» Material shown:
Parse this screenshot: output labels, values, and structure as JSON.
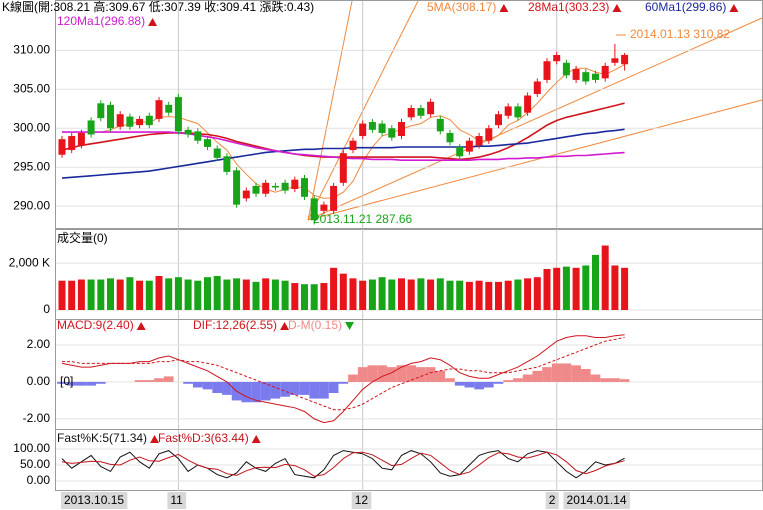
{
  "chart_data": [
    {
      "type": "candlestick",
      "title": "K線圖(開:308.21 高:309.67 低:307.39 收:309.41 漲跌:0.43)",
      "categories": [
        "2013.10.15",
        null,
        null,
        null,
        null,
        null,
        null,
        null,
        null,
        null,
        null,
        null,
        "11",
        null,
        null,
        null,
        null,
        null,
        null,
        null,
        null,
        null,
        null,
        null,
        null,
        null,
        null,
        null,
        null,
        null,
        null,
        "12",
        null,
        null,
        null,
        null,
        null,
        null,
        null,
        null,
        null,
        null,
        null,
        null,
        null,
        null,
        null,
        null,
        null,
        null,
        null,
        "2",
        null,
        null,
        null,
        null,
        null,
        null,
        "2014.01.14"
      ],
      "open": [
        296.6,
        297.2,
        297.8,
        301.0,
        303.2,
        303.0,
        300.2,
        301.5,
        300.4,
        301.6,
        301.2,
        303.0,
        304.0,
        299.8,
        299.6,
        298.6,
        297.4,
        296.4,
        294.6,
        291.0,
        292.6,
        291.6,
        292.6,
        293.0,
        292.2,
        293.6,
        291.0,
        289.4,
        289.4,
        293.0,
        297.2,
        299.0,
        300.8,
        300.6,
        300.0,
        299.0,
        301.4,
        302.6,
        301.8,
        301.2,
        299.4,
        297.6,
        297.0,
        297.8,
        298.4,
        300.4,
        301.6,
        302.8,
        302.0,
        304.4,
        306.2,
        308.6,
        308.4,
        306.2,
        307.2,
        307.0,
        306.4,
        308.4,
        308.21
      ],
      "high": [
        299.0,
        299.4,
        299.8,
        301.4,
        303.6,
        303.4,
        302.2,
        301.9,
        301.6,
        302.0,
        304.0,
        303.4,
        304.4,
        300.2,
        300.0,
        299.0,
        297.8,
        296.8,
        295.0,
        292.4,
        293.0,
        293.4,
        293.0,
        293.4,
        293.8,
        294.0,
        291.4,
        290.6,
        293.0,
        297.2,
        298.8,
        301.0,
        301.2,
        301.0,
        300.4,
        301.2,
        303.0,
        303.0,
        303.8,
        301.6,
        299.8,
        298.0,
        298.8,
        299.4,
        300.4,
        302.2,
        303.2,
        303.2,
        304.6,
        306.4,
        309.0,
        309.8,
        308.8,
        308.0,
        307.6,
        307.4,
        308.4,
        310.82,
        309.67
      ],
      "low": [
        296.2,
        296.8,
        297.4,
        298.8,
        300.9,
        299.6,
        299.8,
        299.8,
        300.0,
        300.0,
        300.8,
        301.6,
        299.2,
        298.8,
        298.0,
        297.2,
        295.8,
        294.0,
        289.8,
        290.6,
        291.2,
        291.2,
        292.0,
        291.6,
        291.8,
        290.8,
        287.66,
        289.0,
        289.0,
        292.6,
        296.8,
        298.6,
        299.4,
        299.0,
        298.4,
        298.6,
        301.0,
        301.2,
        301.4,
        299.2,
        297.8,
        296.0,
        296.6,
        297.4,
        298.0,
        300.0,
        301.2,
        301.0,
        301.6,
        304.0,
        305.8,
        308.2,
        306.4,
        305.8,
        305.6,
        305.8,
        306.0,
        308.0,
        307.39
      ],
      "close": [
        298.6,
        299.0,
        299.4,
        299.2,
        301.3,
        300.0,
        301.8,
        300.2,
        301.2,
        300.4,
        303.6,
        302.0,
        299.6,
        299.2,
        298.4,
        297.6,
        296.2,
        294.4,
        290.2,
        292.0,
        291.6,
        293.0,
        292.4,
        292.0,
        293.4,
        291.2,
        288.2,
        290.2,
        292.6,
        296.8,
        298.4,
        300.6,
        299.8,
        299.4,
        298.8,
        300.8,
        302.6,
        301.6,
        303.4,
        299.6,
        298.2,
        296.4,
        298.4,
        299.0,
        300.0,
        301.8,
        302.8,
        301.4,
        304.2,
        306.0,
        308.6,
        309.4,
        306.8,
        307.6,
        306.0,
        306.2,
        308.0,
        308.98,
        309.41
      ],
      "up_color": "#e8141c",
      "down_color": "#18a418",
      "series": [
        {
          "name": "5MA(308.17)",
          "color": "#f0883c",
          "arrow": "up",
          "values": [
            null,
            null,
            null,
            null,
            299.5,
            299.8,
            300.3,
            300.5,
            300.9,
            300.7,
            301.4,
            301.5,
            301.4,
            301.0,
            300.6,
            299.4,
            298.2,
            297.2,
            295.4,
            294.1,
            292.9,
            292.2,
            291.8,
            292.2,
            292.5,
            292.4,
            291.4,
            291.0,
            291.1,
            291.8,
            293.2,
            295.7,
            297.6,
            299.0,
            299.4,
            299.9,
            300.3,
            300.6,
            301.4,
            301.6,
            301.1,
            299.8,
            299.2,
            298.4,
            298.4,
            299.1,
            300.4,
            301.0,
            302.0,
            303.2,
            304.6,
            305.9,
            307.0,
            307.7,
            307.7,
            307.2,
            306.9,
            307.5,
            308.17
          ]
        },
        {
          "name": "28Ma1(303.23)",
          "color": "#d0141c",
          "arrow": "up",
          "values": [
            297.2,
            297.5,
            297.8,
            298.0,
            298.2,
            298.4,
            298.6,
            298.8,
            299.0,
            299.2,
            299.3,
            299.4,
            299.4,
            299.4,
            299.3,
            299.2,
            299.0,
            298.7,
            298.3,
            298.0,
            297.7,
            297.4,
            297.1,
            296.9,
            296.7,
            296.5,
            296.4,
            296.3,
            296.3,
            296.3,
            296.3,
            296.3,
            296.3,
            296.3,
            296.3,
            296.3,
            296.3,
            296.3,
            296.3,
            296.2,
            296.1,
            296.0,
            296.1,
            296.3,
            296.6,
            297.0,
            297.5,
            298.1,
            298.8,
            299.6,
            300.4,
            301.0,
            301.4,
            301.7,
            302.0,
            302.3,
            302.6,
            302.9,
            303.23
          ]
        },
        {
          "name": "60Ma1(299.86)",
          "color": "#1a2a9c",
          "arrow": "up",
          "values": [
            293.6,
            293.7,
            293.8,
            293.9,
            294.0,
            294.1,
            294.2,
            294.3,
            294.4,
            294.5,
            294.7,
            294.9,
            295.1,
            295.3,
            295.5,
            295.7,
            295.9,
            296.1,
            296.3,
            296.5,
            296.7,
            296.9,
            297.0,
            297.1,
            297.2,
            297.3,
            297.3,
            297.4,
            297.4,
            297.4,
            297.5,
            297.5,
            297.5,
            297.5,
            297.5,
            297.6,
            297.6,
            297.6,
            297.6,
            297.6,
            297.6,
            297.6,
            297.6,
            297.7,
            297.7,
            297.8,
            297.9,
            298.0,
            298.1,
            298.3,
            298.5,
            298.7,
            298.9,
            299.1,
            299.3,
            299.4,
            299.6,
            299.7,
            299.86
          ]
        },
        {
          "name": "120Ma1(296.88)",
          "color": "#d21ad2",
          "arrow": "up",
          "values": [
            299.5,
            299.5,
            299.5,
            299.5,
            299.5,
            299.5,
            299.5,
            299.5,
            299.5,
            299.5,
            299.5,
            299.5,
            299.4,
            299.3,
            299.1,
            298.9,
            298.7,
            298.4,
            298.1,
            297.8,
            297.5,
            297.3,
            297.1,
            296.9,
            296.7,
            296.6,
            296.5,
            296.4,
            296.3,
            296.2,
            296.1,
            296.1,
            296.0,
            296.0,
            296.0,
            295.9,
            295.9,
            295.9,
            295.9,
            295.9,
            295.9,
            295.9,
            295.9,
            296.0,
            296.0,
            296.0,
            296.1,
            296.1,
            296.2,
            296.2,
            296.3,
            296.4,
            296.4,
            296.5,
            296.5,
            296.6,
            296.7,
            296.8,
            296.88
          ]
        }
      ],
      "annotations": [
        "2014.01.13  310.82",
        "2013.11.21  287.66"
      ],
      "ylim": [
        287.2,
        316.2
      ],
      "yticks": [
        {
          "value": 290,
          "label": "290.00"
        },
        {
          "value": 295,
          "label": "295.00"
        },
        {
          "value": 300,
          "label": "300.00"
        },
        {
          "value": 305,
          "label": "305.00"
        },
        {
          "value": 310,
          "label": "310.00"
        }
      ],
      "grid": true
    },
    {
      "type": "bar",
      "title": "成交量(0)",
      "values": [
        1250,
        1250,
        1300,
        1300,
        1300,
        1350,
        1300,
        1400,
        1250,
        1250,
        1450,
        1350,
        1400,
        1300,
        1250,
        1400,
        1450,
        1300,
        1350,
        1300,
        1200,
        1350,
        1300,
        1250,
        1150,
        1100,
        1100,
        1150,
        1800,
        1550,
        1350,
        1250,
        1300,
        1400,
        1300,
        1350,
        1300,
        1350,
        1300,
        1350,
        1250,
        1250,
        1200,
        1250,
        1200,
        1200,
        1250,
        1300,
        1350,
        1400,
        1750,
        1800,
        1850,
        1800,
        1900,
        2350,
        2750,
        1900,
        1800
      ],
      "ylim": [
        0,
        3370
      ],
      "yticks": [
        0,
        {
          "value": 2000,
          "label": "2,000 K"
        }
      ],
      "grid": true
    },
    {
      "type": "macd",
      "series": [
        {
          "name": "MACD:9(2.40)",
          "color": "#d0141c",
          "arrow": "up",
          "style": "dashed",
          "values": [
            1.1,
            1.1,
            1.0,
            1.0,
            1.0,
            1.0,
            1.0,
            1.0,
            1.0,
            1.0,
            1.1,
            1.1,
            1.2,
            1.1,
            1.1,
            1.0,
            0.9,
            0.7,
            0.5,
            0.3,
            0.1,
            -0.1,
            -0.3,
            -0.5,
            -0.7,
            -0.9,
            -1.1,
            -1.3,
            -1.5,
            -1.5,
            -1.4,
            -1.2,
            -0.9,
            -0.6,
            -0.3,
            -0.1,
            0.1,
            0.3,
            0.5,
            0.6,
            0.7,
            0.7,
            0.6,
            0.6,
            0.5,
            0.5,
            0.5,
            0.6,
            0.7,
            0.8,
            1.0,
            1.2,
            1.4,
            1.6,
            1.8,
            2.0,
            2.2,
            2.3,
            2.4
          ]
        },
        {
          "name": "DIF:12,26(2.55)",
          "color": "#d0141c",
          "arrow": "up",
          "style": "solid",
          "values": [
            1.0,
            0.9,
            0.8,
            0.8,
            0.9,
            1.0,
            1.0,
            1.0,
            1.1,
            1.1,
            1.3,
            1.4,
            1.2,
            1.0,
            0.8,
            0.6,
            0.3,
            0.0,
            -0.5,
            -0.8,
            -1.0,
            -1.1,
            -1.2,
            -1.3,
            -1.4,
            -1.6,
            -2.0,
            -2.2,
            -2.1,
            -1.6,
            -1.0,
            -0.4,
            0.0,
            0.3,
            0.5,
            0.8,
            1.0,
            1.1,
            1.3,
            1.2,
            0.9,
            0.5,
            0.3,
            0.2,
            0.2,
            0.4,
            0.6,
            0.8,
            1.1,
            1.4,
            1.8,
            2.2,
            2.4,
            2.5,
            2.5,
            2.4,
            2.4,
            2.5,
            2.55
          ]
        },
        {
          "name": "D-M(0.15)",
          "color": "#f08a8a",
          "negative_color": "#7b7bee",
          "arrow": "down",
          "style": "bar",
          "values": [
            -0.1,
            -0.2,
            -0.2,
            -0.2,
            -0.1,
            0.0,
            0.0,
            0.0,
            0.1,
            0.1,
            0.2,
            0.3,
            0.0,
            -0.1,
            -0.3,
            -0.4,
            -0.6,
            -0.7,
            -1.0,
            -1.1,
            -1.1,
            -1.0,
            -0.9,
            -0.8,
            -0.7,
            -0.7,
            -0.9,
            -0.9,
            -0.6,
            -0.1,
            0.4,
            0.8,
            0.9,
            0.9,
            0.8,
            0.9,
            0.9,
            0.8,
            0.8,
            0.6,
            0.2,
            -0.2,
            -0.3,
            -0.4,
            -0.3,
            -0.1,
            0.1,
            0.2,
            0.4,
            0.6,
            0.8,
            1.0,
            1.0,
            0.9,
            0.7,
            0.4,
            0.2,
            0.2,
            0.15
          ]
        }
      ],
      "annotations": [
        "[0]"
      ],
      "ylim": [
        -2.49,
        3.24
      ],
      "yticks": [
        {
          "value": -2,
          "label": "-2.00"
        },
        {
          "value": 0,
          "label": "0.00"
        },
        {
          "value": 2,
          "label": "2.00"
        }
      ],
      "grid": true
    },
    {
      "type": "line",
      "series": [
        {
          "name": "Fast%K:5(71.34)",
          "color": "#111111",
          "arrow": "up",
          "values": [
            70,
            40,
            60,
            80,
            45,
            30,
            75,
            90,
            60,
            40,
            85,
            95,
            70,
            30,
            50,
            40,
            20,
            10,
            25,
            60,
            40,
            30,
            55,
            70,
            20,
            15,
            10,
            35,
            80,
            95,
            90,
            85,
            70,
            40,
            35,
            80,
            95,
            85,
            60,
            25,
            15,
            20,
            50,
            80,
            90,
            95,
            70,
            60,
            85,
            95,
            90,
            60,
            30,
            10,
            30,
            60,
            50,
            55,
            71.34
          ]
        },
        {
          "name": "Fast%D:3(63.44)",
          "color": "#c0141c",
          "arrow": "up",
          "values": [
            60,
            55,
            58,
            62,
            60,
            52,
            50,
            65,
            75,
            63,
            62,
            73,
            83,
            65,
            50,
            40,
            37,
            23,
            18,
            32,
            42,
            43,
            42,
            52,
            48,
            35,
            15,
            20,
            42,
            70,
            88,
            90,
            82,
            65,
            48,
            52,
            70,
            87,
            80,
            57,
            33,
            20,
            28,
            50,
            73,
            88,
            85,
            75,
            72,
            80,
            90,
            82,
            60,
            33,
            23,
            33,
            47,
            55,
            63.44
          ]
        }
      ],
      "ylim": [
        -28,
        153
      ],
      "yticks": [
        {
          "value": 0,
          "label": "0.00"
        },
        {
          "value": 50,
          "label": "50.00"
        },
        {
          "value": 100,
          "label": "100.00"
        }
      ],
      "grid": true
    }
  ]
}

» Task instructions:
Copy every line of the listing containing the string "title".

» Solved exercise:
      "title": "K線圖(開:308.21 高:309.67 低:307.39 收:309.41 漲跌:0.43)",
      "title": "成交量(0)",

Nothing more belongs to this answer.